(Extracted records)
%%

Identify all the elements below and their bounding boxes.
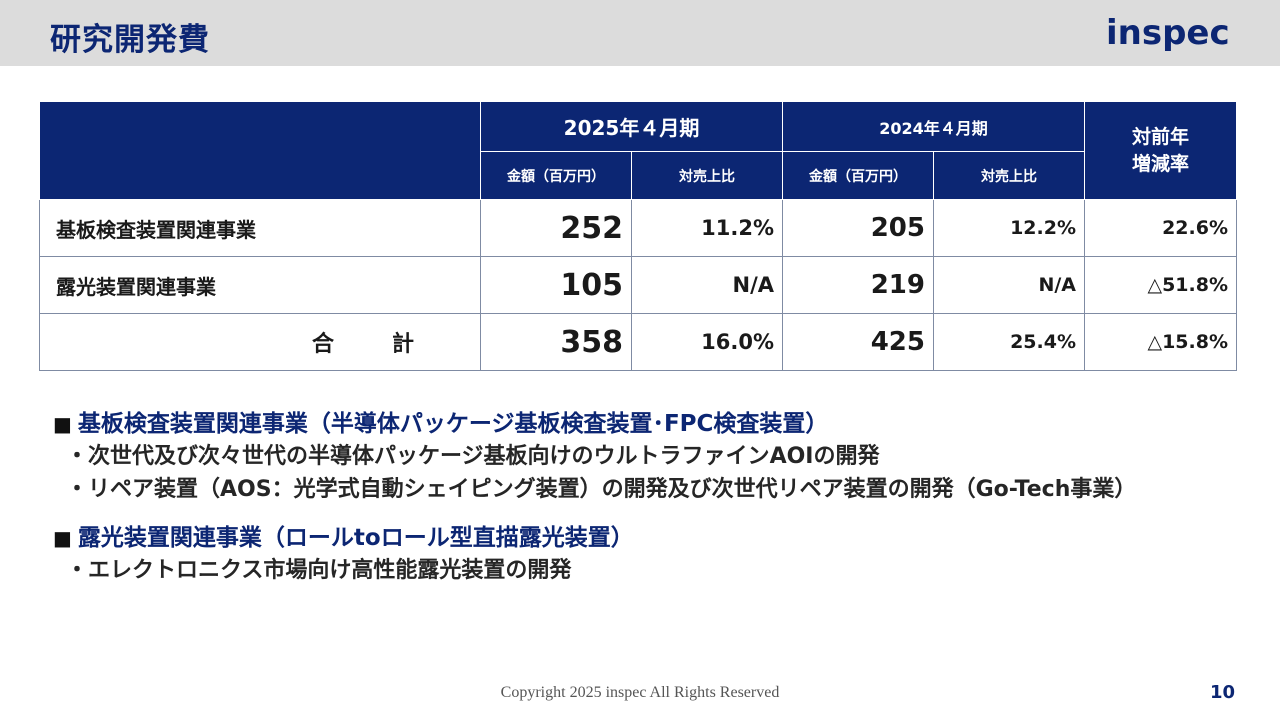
amount-2025: 252 [480, 199, 632, 257]
table-row: 露光装置関連事業 105 N/A 219 N/A △51.8% [39, 256, 1237, 314]
rd-expense-table: 2025年４月期 2024年４月期 対前年 増減率 金額（百万円） 対売上比 金… [39, 101, 1237, 371]
section-heading-exposure: ■ 露光装置関連事業（ロールtoロール型直描露光装置） [53, 518, 634, 552]
section-heading-substrate-inspection: ■ 基板検査装置関連事業（半導体パッケージ基板検査装置･FPC検査装置） [53, 404, 828, 438]
amount-2024: 205 [782, 199, 934, 257]
ratio-2024: 12.2% [933, 199, 1085, 257]
company-logo: inspec [1106, 13, 1230, 53]
square-bullet-icon: ■ [53, 526, 72, 550]
square-bullet-icon: ■ [53, 412, 72, 436]
header-yoy-line1: 対前年 [1131, 125, 1189, 148]
total-label: 合 計 [39, 313, 481, 371]
ratio-2025: N/A [631, 256, 783, 314]
table-row-total: 合 計 358 16.0% 425 25.4% △15.8% [39, 313, 1237, 371]
row-label: 露光装置関連事業 [39, 256, 481, 314]
page-title: 研究開発費 [50, 22, 210, 58]
ratio-2025: 11.2% [631, 199, 783, 257]
header-period-2025: 2025年４月期 [480, 101, 783, 152]
header-ratio-2025: 対売上比 [631, 151, 783, 200]
copyright-notice: Copyright 2025 inspec All Rights Reserve… [500, 684, 780, 701]
bullet-item: ・リペア装置（AOS：光学式自動シェイピング装置）の開発及び次世代リペア装置の開… [66, 477, 1137, 502]
header-bar: 研究開発費 inspec [0, 0, 1280, 66]
amount-2024: 425 [782, 313, 934, 371]
header-period-2024: 2024年４月期 [782, 101, 1085, 152]
yoy-change: △15.8% [1084, 313, 1237, 371]
yoy-change: 22.6% [1084, 199, 1237, 257]
amount-2025: 358 [480, 313, 632, 371]
header-ratio-2024: 対売上比 [933, 151, 1085, 200]
yoy-change: △51.8% [1084, 256, 1237, 314]
ratio-2025: 16.0% [631, 313, 783, 371]
amount-2025: 105 [480, 256, 632, 314]
row-label: 基板検査装置関連事業 [39, 199, 481, 257]
amount-2024: 219 [782, 256, 934, 314]
ratio-2024: 25.4% [933, 313, 1085, 371]
section-heading-text: 露光装置関連事業（ロールtoロール型直描露光装置） [77, 525, 634, 551]
header-amount-2024: 金額（百万円） [782, 151, 934, 200]
bullet-item: ・エレクトロニクス市場向け高性能露光装置の開発 [66, 558, 572, 583]
ratio-2024: N/A [933, 256, 1085, 314]
header-amount-2025: 金額（百万円） [480, 151, 632, 200]
page-number: 10 [1210, 682, 1236, 703]
table-corner-header [39, 101, 481, 200]
header-yoy-line2: 増減率 [1131, 152, 1189, 175]
section-heading-text: 基板検査装置関連事業（半導体パッケージ基板検査装置･FPC検査装置） [77, 411, 829, 437]
table-row: 基板検査装置関連事業 252 11.2% 205 12.2% 22.6% [39, 199, 1237, 257]
bullet-item: ・次世代及び次々世代の半導体パッケージ基板向けのウルトラファインAOIの開発 [66, 444, 880, 469]
header-yoy-change: 対前年 増減率 [1084, 101, 1237, 200]
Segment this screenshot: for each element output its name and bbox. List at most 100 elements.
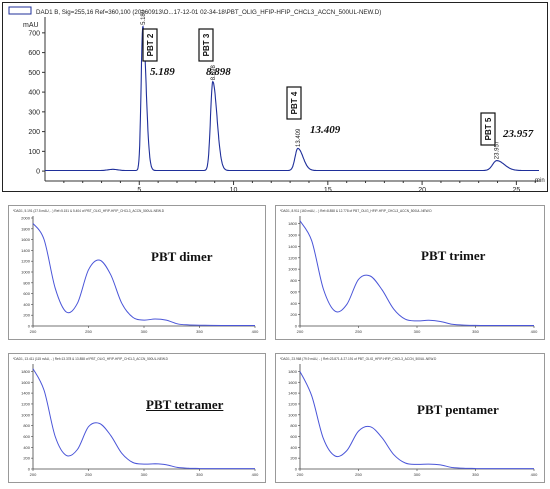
y-tick-label: 1200 (21, 401, 31, 406)
spectrum-panel-trimer: *DAD1, 8.911 (160 mAU, - ) Ref=8.858 & 1… (275, 205, 545, 340)
y-tick-label: 1400 (21, 248, 31, 253)
y-tick-label: 1800 (288, 369, 298, 374)
x-tick-label: 250 (355, 472, 362, 477)
y-tick-label: 1000 (288, 412, 298, 417)
x-tick-label: 400 (252, 329, 259, 334)
peak-apex-label: 13.409 (296, 128, 302, 147)
spectrum-title-dimer: PBT dimer (151, 249, 213, 264)
y-tick-label: 0 (36, 169, 40, 176)
y-tick-label: 1600 (21, 380, 31, 385)
x-tick-label: 250 (355, 329, 362, 334)
chromatogram-trace (45, 25, 539, 172)
x-tick-label: 300 (141, 329, 148, 334)
y-tick-label: 1200 (21, 259, 31, 264)
spectrum-header: *DAD1, 5.191 (27.5 mAU, - ) Ref=5.151 & … (13, 209, 165, 213)
y-tick-label: 200 (23, 456, 30, 461)
y-tick-label: 1200 (288, 255, 298, 260)
y-tick-label: 0 (28, 467, 31, 472)
y-tick-label: 800 (290, 423, 297, 428)
y-tick-label: 0 (28, 324, 31, 329)
y-tick-label: 600 (28, 50, 40, 57)
x-tick-label: 300 (414, 472, 421, 477)
y-tick-label: 2000 (21, 216, 31, 221)
chromatogram-plot: DAD1 B, Sig=255,16 Ref=360,100 (20160913… (8, 6, 545, 193)
y-tick-label: 1600 (288, 233, 298, 238)
y-tick-label: 1000 (21, 412, 31, 417)
x-tick-label: 20 (418, 187, 426, 193)
peak-label-box (480, 112, 496, 146)
spectrum-title-trimer: PBT trimer (421, 248, 486, 263)
x-tick-label: 15 (324, 187, 332, 193)
spectrum-curve (299, 220, 534, 327)
y-tick-label: 700 (28, 30, 40, 37)
spectrum-plot-dimer: *DAD1, 5.191 (27.5 mAU, - ) Ref=5.151 & … (13, 209, 259, 334)
spectrum-title-tetramer: PBT tetramer (146, 397, 224, 412)
y-tick-label: 1800 (288, 221, 298, 226)
y-tick-label: 1000 (21, 270, 31, 275)
spectrum-plot-pentamer: *DAD1, 23.968 (79.9 mAU, - ) Ref=23.871 … (280, 357, 538, 477)
peak-name-label: PBT 4 (290, 91, 299, 114)
legend-text: DAD1 B, Sig=255,16 Ref=360,100 (20160913… (36, 9, 381, 16)
y-tick-label: 200 (23, 313, 30, 318)
y-tick-label: 1000 (288, 267, 298, 272)
y-axis-label: mAU (23, 22, 39, 29)
x-tick-label: 400 (531, 329, 538, 334)
spectrum-plot-trimer: *DAD1, 8.911 (160 mAU, - ) Ref=8.858 & 1… (280, 209, 538, 334)
spectrum-panel-tetramer: *DAD1, 13.411 (115 mAU, - ) Ref=13.378 &… (8, 353, 266, 483)
spectrum-panel-dimer: *DAD1, 5.191 (27.5 mAU, - ) Ref=5.151 & … (8, 205, 266, 340)
peak-name-label: PBT 5 (484, 117, 493, 140)
y-tick-label: 800 (290, 278, 297, 283)
y-tick-label: 600 (23, 291, 30, 296)
y-tick-label: 800 (23, 423, 30, 428)
y-tick-label: 600 (23, 434, 30, 439)
y-tick-label: 400 (23, 302, 30, 307)
y-tick-label: 1400 (21, 391, 31, 396)
peak-label-box (286, 86, 302, 120)
spectrum-title-pentamer: PBT pentamer (417, 402, 499, 417)
x-tick-label: 200 (30, 472, 37, 477)
y-tick-label: 200 (290, 456, 297, 461)
spectrum-panel-pentamer: *DAD1, 23.968 (79.9 mAU, - ) Ref=23.871 … (275, 353, 545, 483)
y-tick-label: 1800 (21, 369, 31, 374)
x-tick-label: 350 (472, 472, 479, 477)
x-tick-label: 350 (472, 329, 479, 334)
y-tick-label: 0 (295, 467, 298, 472)
y-tick-label: 1600 (21, 237, 31, 242)
x-tick-label: 400 (252, 472, 259, 477)
peak-apex-label: 5.189 (141, 9, 147, 25)
y-tick-label: 300 (28, 109, 40, 116)
y-tick-label: 1200 (288, 401, 298, 406)
x-tick-label: 300 (141, 472, 148, 477)
y-tick-label: 200 (28, 129, 40, 136)
peak-name-label: PBT 2 (146, 33, 155, 56)
chromatogram-panel: DAD1 B, Sig=255,16 Ref=360,100 (20160913… (2, 2, 548, 193)
x-tick-label: 350 (196, 329, 203, 334)
x-tick-label: 10 (230, 187, 238, 193)
y-tick-label: 800 (23, 280, 30, 285)
x-axis-label: min (535, 178, 545, 184)
y-tick-label: 400 (290, 301, 297, 306)
peak-name-label: PBT 3 (202, 33, 211, 56)
x-tick-label: 250 (85, 472, 92, 477)
peak-label-box (198, 28, 214, 62)
spectrum-curve (299, 371, 534, 470)
y-tick-label: 400 (290, 445, 297, 450)
peak-label-box (142, 28, 158, 62)
x-tick-label: 250 (85, 329, 92, 334)
peak-retention-label: 8.898 (206, 66, 231, 78)
x-tick-label: 350 (196, 472, 203, 477)
y-tick-label: 400 (23, 445, 30, 450)
y-tick-label: 600 (290, 289, 297, 294)
y-tick-label: 100 (28, 149, 40, 156)
legend-swatch (8, 6, 32, 15)
spectrum-header: *DAD1, 8.911 (160 mAU, - ) Ref=8.858 & 1… (280, 209, 432, 213)
peak-apex-label: 23.957 (495, 140, 501, 159)
peak-retention-label: 13.409 (310, 124, 341, 136)
y-tick-label: 0 (295, 324, 298, 329)
x-tick-label: 200 (30, 329, 37, 334)
y-tick-label: 200 (290, 312, 297, 317)
x-tick-label: 300 (414, 329, 421, 334)
spectrum-curve (32, 368, 255, 470)
y-tick-label: 600 (290, 434, 297, 439)
peak-retention-label: 5.189 (150, 66, 175, 78)
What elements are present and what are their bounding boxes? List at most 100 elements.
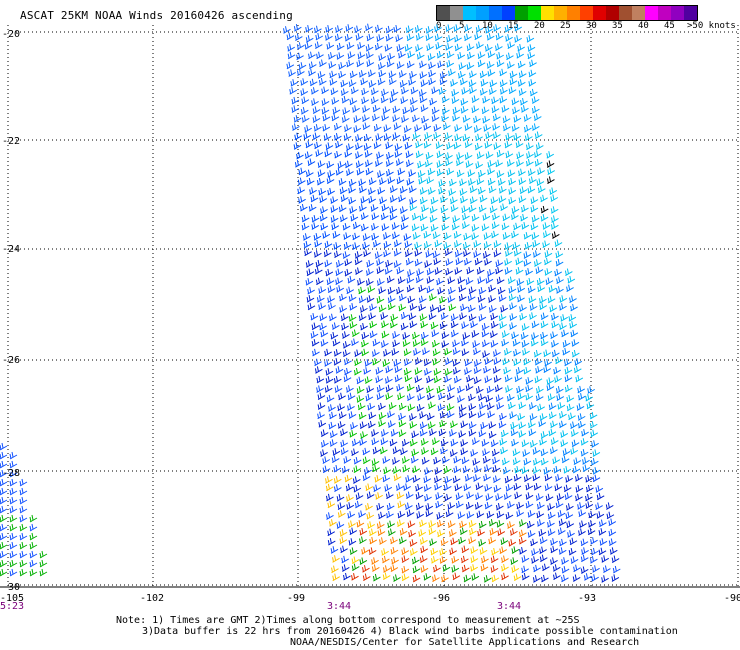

%%

Please copy the lines above exactly, from the line containing "y-tick-label: 1200 (21, 401, 31, 406)" through the line containing "peak-name-label: PBT 4 (290, 91, 299, 114)", with both of those lines included.

y-tick-label: 1200 (21, 401, 31, 406)
spectrum-panel-trimer: *DAD1, 8.911 (160 mAU, - ) Ref=8.858 & 1… (275, 205, 545, 340)
y-tick-label: 1400 (21, 248, 31, 253)
y-tick-label: 1800 (288, 369, 298, 374)
x-tick-label: 250 (355, 472, 362, 477)
y-tick-label: 1000 (288, 412, 298, 417)
x-tick-label: 400 (252, 329, 259, 334)
peak-apex-label: 13.409 (296, 128, 302, 147)
spectrum-title-dimer: PBT dimer (151, 249, 213, 264)
y-tick-label: 0 (36, 169, 40, 176)
y-tick-label: 1600 (21, 380, 31, 385)
x-tick-label: 250 (355, 329, 362, 334)
chromatogram-trace (45, 25, 539, 172)
x-tick-label: 300 (141, 329, 148, 334)
y-tick-label: 1200 (21, 259, 31, 264)
spectrum-header: *DAD1, 5.191 (27.5 mAU, - ) Ref=5.151 & … (13, 209, 165, 213)
y-tick-label: 200 (23, 456, 30, 461)
y-tick-label: 1200 (288, 255, 298, 260)
y-tick-label: 0 (28, 467, 31, 472)
y-tick-label: 800 (290, 423, 297, 428)
y-tick-label: 0 (28, 324, 31, 329)
y-tick-label: 600 (28, 50, 40, 57)
x-tick-label: 300 (414, 472, 421, 477)
y-tick-label: 2000 (21, 216, 31, 221)
chromatogram-plot: DAD1 B, Sig=255,16 Ref=360,100 (20160913… (8, 6, 545, 193)
y-tick-label: 1600 (288, 233, 298, 238)
y-tick-label: 1000 (21, 412, 31, 417)
x-tick-label: 20 (418, 187, 426, 193)
peak-label-box (480, 112, 496, 146)
spectrum-title-trimer: PBT trimer (421, 248, 486, 263)
x-tick-label: 15 (324, 187, 332, 193)
spectrum-curve (299, 220, 534, 327)
y-tick-label: 700 (28, 30, 40, 37)
spectrum-plot-dimer: *DAD1, 5.191 (27.5 mAU, - ) Ref=5.151 & … (13, 209, 259, 334)
spectrum-title-tetramer: PBT tetramer (146, 397, 224, 412)
y-tick-label: 1800 (288, 221, 298, 226)
y-tick-label: 1000 (21, 270, 31, 275)
spectrum-plot-pentamer: *DAD1, 23.968 (79.9 mAU, - ) Ref=23.871 … (280, 357, 538, 477)
peak-name-label: PBT 4 (290, 91, 299, 114)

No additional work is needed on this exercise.